## Task:
Where the line containing "Output a JSON" appears, start repeating, and continue exactly through the last line below, adding nothing. Include no pictures.

Recorded data
---

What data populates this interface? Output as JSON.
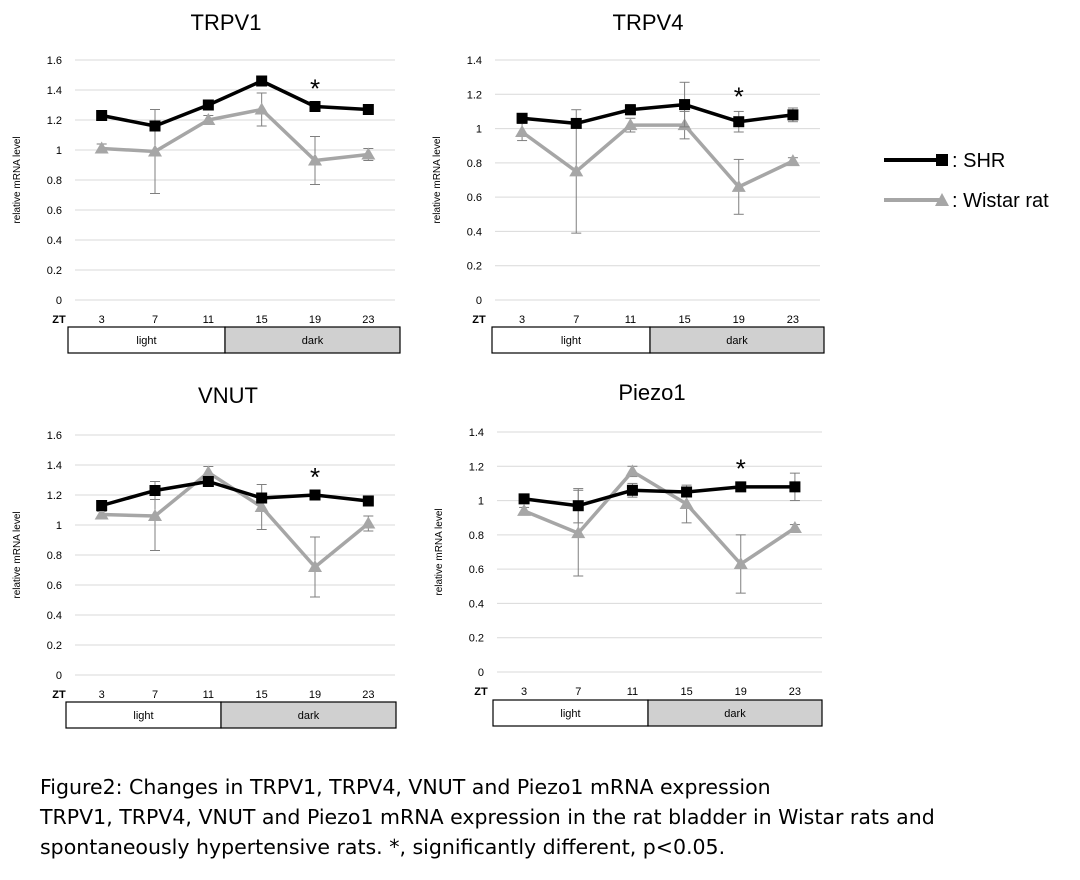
{
  "chart_data": [
    {
      "type": "line",
      "title": "TRPV1",
      "ylabel": "relative mRNA level",
      "xlabel": "ZT",
      "categories": [
        "3",
        "7",
        "11",
        "15",
        "19",
        "23"
      ],
      "yticks": [
        "0",
        "0.2",
        "0.4",
        "0.6",
        "0.8",
        "1",
        "1.2",
        "1.4",
        "1.6"
      ],
      "ylim": [
        0,
        1.6
      ],
      "series": [
        {
          "name": "SHR",
          "values": [
            1.23,
            1.16,
            1.3,
            1.46,
            1.29,
            1.27
          ],
          "err": [
            0.02,
            0.02,
            0.02,
            0.02,
            0.02,
            0.02
          ]
        },
        {
          "name": "Wistar rat",
          "values": [
            1.01,
            0.99,
            1.2,
            1.27,
            0.93,
            0.97
          ],
          "err": [
            0.03,
            0.28,
            0.03,
            0.11,
            0.16,
            0.04
          ]
        }
      ],
      "significance": {
        "index": 4,
        "mark": "*"
      },
      "phase": {
        "light": "light",
        "dark": "dark"
      }
    },
    {
      "type": "line",
      "title": "TRPV4",
      "ylabel": "relative mRNA level",
      "xlabel": "ZT",
      "categories": [
        "3",
        "7",
        "11",
        "15",
        "19",
        "23"
      ],
      "yticks": [
        "0",
        "0.2",
        "0.4",
        "0.6",
        "0.8",
        "1",
        "1.2",
        "1.4"
      ],
      "ylim": [
        0,
        1.4
      ],
      "series": [
        {
          "name": "SHR",
          "values": [
            1.06,
            1.03,
            1.11,
            1.14,
            1.04,
            1.08
          ],
          "err": [
            0.02,
            0.02,
            0.03,
            0.13,
            0.06,
            0.04
          ]
        },
        {
          "name": "Wistar rat",
          "values": [
            0.98,
            0.75,
            1.02,
            1.02,
            0.66,
            0.81
          ],
          "err": [
            0.05,
            0.36,
            0.04,
            0.08,
            0.16,
            0.02
          ]
        }
      ],
      "significance": {
        "index": 4,
        "mark": "*"
      },
      "phase": {
        "light": "light",
        "dark": "dark"
      }
    },
    {
      "type": "line",
      "title": "VNUT",
      "ylabel": "relative mRNA level",
      "xlabel": "ZT",
      "categories": [
        "3",
        "7",
        "11",
        "15",
        "19",
        "23"
      ],
      "yticks": [
        "0",
        "0.2",
        "0.4",
        "0.6",
        "0.8",
        "1",
        "1.2",
        "1.4",
        "1.6"
      ],
      "ylim": [
        0,
        1.6
      ],
      "series": [
        {
          "name": "SHR",
          "values": [
            1.13,
            1.23,
            1.29,
            1.18,
            1.2,
            1.16
          ],
          "err": [
            0.02,
            0.06,
            0.02,
            0.02,
            0.02,
            0.02
          ]
        },
        {
          "name": "Wistar rat",
          "values": [
            1.07,
            1.06,
            1.35,
            1.12,
            0.72,
            1.01
          ],
          "err": [
            0.02,
            0.23,
            0.04,
            0.15,
            0.2,
            0.05
          ]
        }
      ],
      "significance": {
        "index": 4,
        "mark": "*"
      },
      "phase": {
        "light": "light",
        "dark": "dark"
      }
    },
    {
      "type": "line",
      "title": "Piezo1",
      "ylabel": "relative mRNA level",
      "xlabel": "ZT",
      "categories": [
        "3",
        "7",
        "11",
        "15",
        "19",
        "23"
      ],
      "yticks": [
        "0",
        "0.2",
        "0.4",
        "0.6",
        "0.8",
        "1",
        "1.2",
        "1.4"
      ],
      "ylim": [
        0,
        1.4
      ],
      "series": [
        {
          "name": "SHR",
          "values": [
            1.01,
            0.97,
            1.06,
            1.05,
            1.08,
            1.08
          ],
          "err": [
            0.02,
            0.1,
            0.04,
            0.02,
            0.02,
            0.08
          ]
        },
        {
          "name": "Wistar rat",
          "values": [
            0.94,
            0.81,
            1.17,
            0.98,
            0.63,
            0.84
          ],
          "err": [
            0.02,
            0.25,
            0.03,
            0.11,
            0.17,
            0.02
          ]
        }
      ],
      "significance": {
        "index": 4,
        "mark": "*"
      },
      "phase": {
        "light": "light",
        "dark": "dark"
      }
    }
  ],
  "legend": [
    {
      "label": ": SHR",
      "color": "#000000",
      "marker": "square"
    },
    {
      "label": ": Wistar rat",
      "color": "#a6a6a6",
      "marker": "triangle"
    }
  ],
  "caption": {
    "line1": "Figure2:  Changes in TRPV1, TRPV4, VNUT and Piezo1 mRNA expression",
    "line2": "TRPV1, TRPV4, VNUT and Piezo1 mRNA expression in the rat bladder in Wistar rats and",
    "line3": "spontaneously  hypertensive rats. *, significantly different, p<0.05."
  }
}
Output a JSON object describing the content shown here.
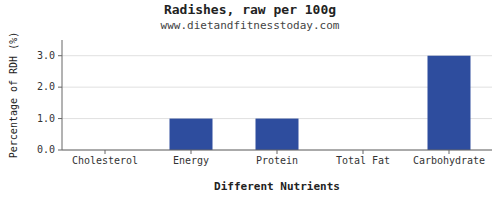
{
  "chart_data": {
    "type": "bar",
    "title": "Radishes, raw per 100g",
    "subtitle": "www.dietandfitnesstoday.com",
    "xlabel": "Different Nutrients",
    "ylabel": "Percentage of RDH (%)",
    "categories": [
      "Cholesterol",
      "Energy",
      "Protein",
      "Total Fat",
      "Carbohydrate"
    ],
    "values": [
      0,
      1.0,
      1.0,
      0,
      3.0
    ],
    "color": "#2e4d9e",
    "ylim": [
      0,
      3.5
    ],
    "yticks": [
      {
        "value": 0,
        "label": "0.0"
      },
      {
        "value": 1,
        "label": "1.0"
      },
      {
        "value": 2,
        "label": "2.0"
      },
      {
        "value": 3,
        "label": "3.0"
      }
    ],
    "grid": true
  }
}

---

## Response for this exercise:
Output a JSON object describing the content shown here.
{
  "chart_data": {
    "type": "bar",
    "title": "Radishes, raw per 100g",
    "subtitle": "www.dietandfitnesstoday.com",
    "xlabel": "Different Nutrients",
    "ylabel": "Percentage of RDH (%)",
    "categories": [
      "Cholesterol",
      "Energy",
      "Protein",
      "Total Fat",
      "Carbohydrate"
    ],
    "values": [
      0,
      1.0,
      1.0,
      0,
      3.0
    ],
    "color": "#2e4d9e",
    "ylim": [
      0,
      3.5
    ],
    "yticks": [
      {
        "value": 0,
        "label": "0.0"
      },
      {
        "value": 1,
        "label": "1.0"
      },
      {
        "value": 2,
        "label": "2.0"
      },
      {
        "value": 3,
        "label": "3.0"
      }
    ],
    "grid": true
  }
}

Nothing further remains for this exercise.